Goal. Below are some records; retype all of them exactly.

Data for processing.
──────

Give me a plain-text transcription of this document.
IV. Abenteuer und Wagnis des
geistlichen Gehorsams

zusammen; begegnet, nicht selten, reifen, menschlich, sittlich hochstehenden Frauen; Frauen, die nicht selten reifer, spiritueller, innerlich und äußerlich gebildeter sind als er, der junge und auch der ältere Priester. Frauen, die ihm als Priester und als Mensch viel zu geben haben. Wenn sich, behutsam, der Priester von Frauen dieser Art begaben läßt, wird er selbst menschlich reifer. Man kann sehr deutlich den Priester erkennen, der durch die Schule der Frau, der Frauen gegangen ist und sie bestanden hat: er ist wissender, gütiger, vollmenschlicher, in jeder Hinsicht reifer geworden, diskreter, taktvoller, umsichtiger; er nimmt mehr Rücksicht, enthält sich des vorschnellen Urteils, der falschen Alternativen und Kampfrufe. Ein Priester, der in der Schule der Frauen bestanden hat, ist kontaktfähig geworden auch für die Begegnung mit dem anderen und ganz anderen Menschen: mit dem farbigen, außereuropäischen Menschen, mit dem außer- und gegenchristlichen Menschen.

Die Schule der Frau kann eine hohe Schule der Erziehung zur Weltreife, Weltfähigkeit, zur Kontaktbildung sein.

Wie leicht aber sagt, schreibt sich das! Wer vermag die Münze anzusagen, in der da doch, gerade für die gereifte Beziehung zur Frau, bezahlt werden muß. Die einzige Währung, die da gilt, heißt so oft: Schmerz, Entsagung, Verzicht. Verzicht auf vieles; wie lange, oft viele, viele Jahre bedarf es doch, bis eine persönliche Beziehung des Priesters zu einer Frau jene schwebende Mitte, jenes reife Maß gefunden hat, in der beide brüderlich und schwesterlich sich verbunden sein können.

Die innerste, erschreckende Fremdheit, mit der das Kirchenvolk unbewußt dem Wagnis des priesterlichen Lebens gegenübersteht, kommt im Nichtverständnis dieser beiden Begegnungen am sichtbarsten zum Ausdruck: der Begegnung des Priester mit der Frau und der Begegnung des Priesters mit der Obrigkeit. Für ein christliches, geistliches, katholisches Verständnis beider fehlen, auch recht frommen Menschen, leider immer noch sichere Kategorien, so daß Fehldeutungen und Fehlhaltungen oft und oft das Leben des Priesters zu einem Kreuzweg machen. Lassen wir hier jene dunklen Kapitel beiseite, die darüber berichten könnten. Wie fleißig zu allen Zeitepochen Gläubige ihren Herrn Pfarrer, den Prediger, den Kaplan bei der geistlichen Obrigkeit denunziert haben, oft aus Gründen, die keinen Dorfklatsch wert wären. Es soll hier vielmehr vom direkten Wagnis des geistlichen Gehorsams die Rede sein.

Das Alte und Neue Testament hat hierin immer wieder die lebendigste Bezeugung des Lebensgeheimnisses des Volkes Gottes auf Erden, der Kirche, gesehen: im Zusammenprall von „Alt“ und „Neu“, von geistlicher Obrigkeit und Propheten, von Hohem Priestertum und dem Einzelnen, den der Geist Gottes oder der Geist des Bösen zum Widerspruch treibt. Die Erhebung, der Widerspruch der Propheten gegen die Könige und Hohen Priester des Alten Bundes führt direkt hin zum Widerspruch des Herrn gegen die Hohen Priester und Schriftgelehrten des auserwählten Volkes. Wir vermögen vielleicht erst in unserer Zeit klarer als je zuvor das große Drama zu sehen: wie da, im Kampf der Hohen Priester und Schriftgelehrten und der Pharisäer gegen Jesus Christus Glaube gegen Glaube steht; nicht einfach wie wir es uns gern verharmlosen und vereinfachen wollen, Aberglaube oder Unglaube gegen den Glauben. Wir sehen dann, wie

──────

Written solution.
Give me a plain-text transcription of this document.
IV. Abenteuer und Wagnis des
geistlichen Gehorsams

zusammen; begegnet, nicht selten, reifen, menschlich, sittlich hochstehenden Frauen; Frauen, die nicht selten reifer, spiritueller, innerlich und äußerlich gebildeter sind als er, der junge und auch der ältere Priester. Frauen, die ihm als Priester und als Mensch viel zu geben haben. Wenn sich, behutsam, der Priester von Frauen dieser Art begaben läßt, wird er selbst menschlich reifer. Man kann sehr deutlich den Priester erkennen, der durch die Schule der Frau, der Frauen gegangen ist und sie bestanden hat: er ist wissender, gütiger, vollmenschlicher, in jeder Hinsicht reifer geworden, diskreter, taktvoller, umsichtiger; er nimmt mehr Rücksicht, enthält sich des vorschnellen Urteils, der falschen Alternativen und Kampfrufe. Ein Priester, der in der Schule der Frauen bestanden hat, ist kontaktfähig geworden auch für die Begegnung mit dem anderen und ganz anderen Menschen: mit dem farbigen, außereuropäischen Menschen, mit dem außer- und gegenchristlichen Menschen.

Die Schule der Frau kann eine hohe Schule der Erziehung zur Weltreife, Weltfähigkeit, zur Kontaktbildung sein.

Wie leicht aber sagt, schreibt sich das! Wer vermag die Münze anzusagen, in der da doch, gerade für die gereifte Beziehung zur Frau, bezahlt werden muß. Die einzige Währung, die da gilt, heißt so oft: Schmerz, Entsagung, Verzicht. Verzicht auf vieles; wie lange, oft viele, viele Jahre bedarf es doch, bis eine persönliche Beziehung des Priesters zu einer Frau jene schwebende Mitte, jenes reife Maß gefunden hat, in der beide brüderlich und schwesterlich sich verbunden sein können.

Die innerste, erschreckende Fremdheit, mit der das Kirchenvolk unbewußt dem Wagnis des priesterlichen Lebens gegenübersteht, kommt im Nichtverständnis dieser beiden Begegnungen am sichtbarsten zum Ausdruck: der Begegnung des Priester mit der Frau und der Begegnung des Priesters mit der Obrigkeit. Für ein christliches, geistliches, katholisches Verständnis beider fehlen, auch recht frommen Menschen, leider immer noch sichere Kategorien, so daß Fehldeutungen und Fehlhaltungen oft und oft das Leben des Priesters zu einem Kreuzweg machen. Lassen wir hier jene dunklen Kapitel beiseite, die darüber berichten könnten. Wie fleißig zu allen Zeitepochen Gläubige ihren Herrn Pfarrer, den Prediger, den Kaplan bei der geistlichen Obrigkeit denunziert haben, oft aus Gründen, die keinen Dorfklatsch wert wären. Es soll hier vielmehr vom direkten Wagnis des geistlichen Gehorsams die Rede sein.

Das Alte und Neue Testament hat hierin immer wieder die lebendigste Bezeugung des Lebensgeheimnisses des Volkes Gottes auf Erden, der Kirche, gesehen: im Zusammenprall von „Alt“ und „Neu“, von geistlicher Obrigkeit und Propheten, von Hohem Priestertum und dem Einzelnen, den der Geist Gottes oder der Geist des Bösen zum Widerspruch treibt. Die Erhebung, der Widerspruch der Propheten gegen die Könige und Hohen Priester des Alten Bundes führt direkt hin zum Widerspruch des Herrn gegen die Hohen Priester und Schriftgelehrten des auserwählten Volkes. Wir vermögen vielleicht erst in unserer Zeit klarer als je zuvor das große Drama zu sehen: wie da, im Kampf der Hohen Priester und Schriftgelehrten und der Pharisäer gegen Jesus Christus Glaube gegen Glaube steht; nicht einfach wie wir es uns gern verharmlosen und vereinfachen wollen, Aberglaube oder Unglaube gegen den Glauben. Wir sehen dann, wie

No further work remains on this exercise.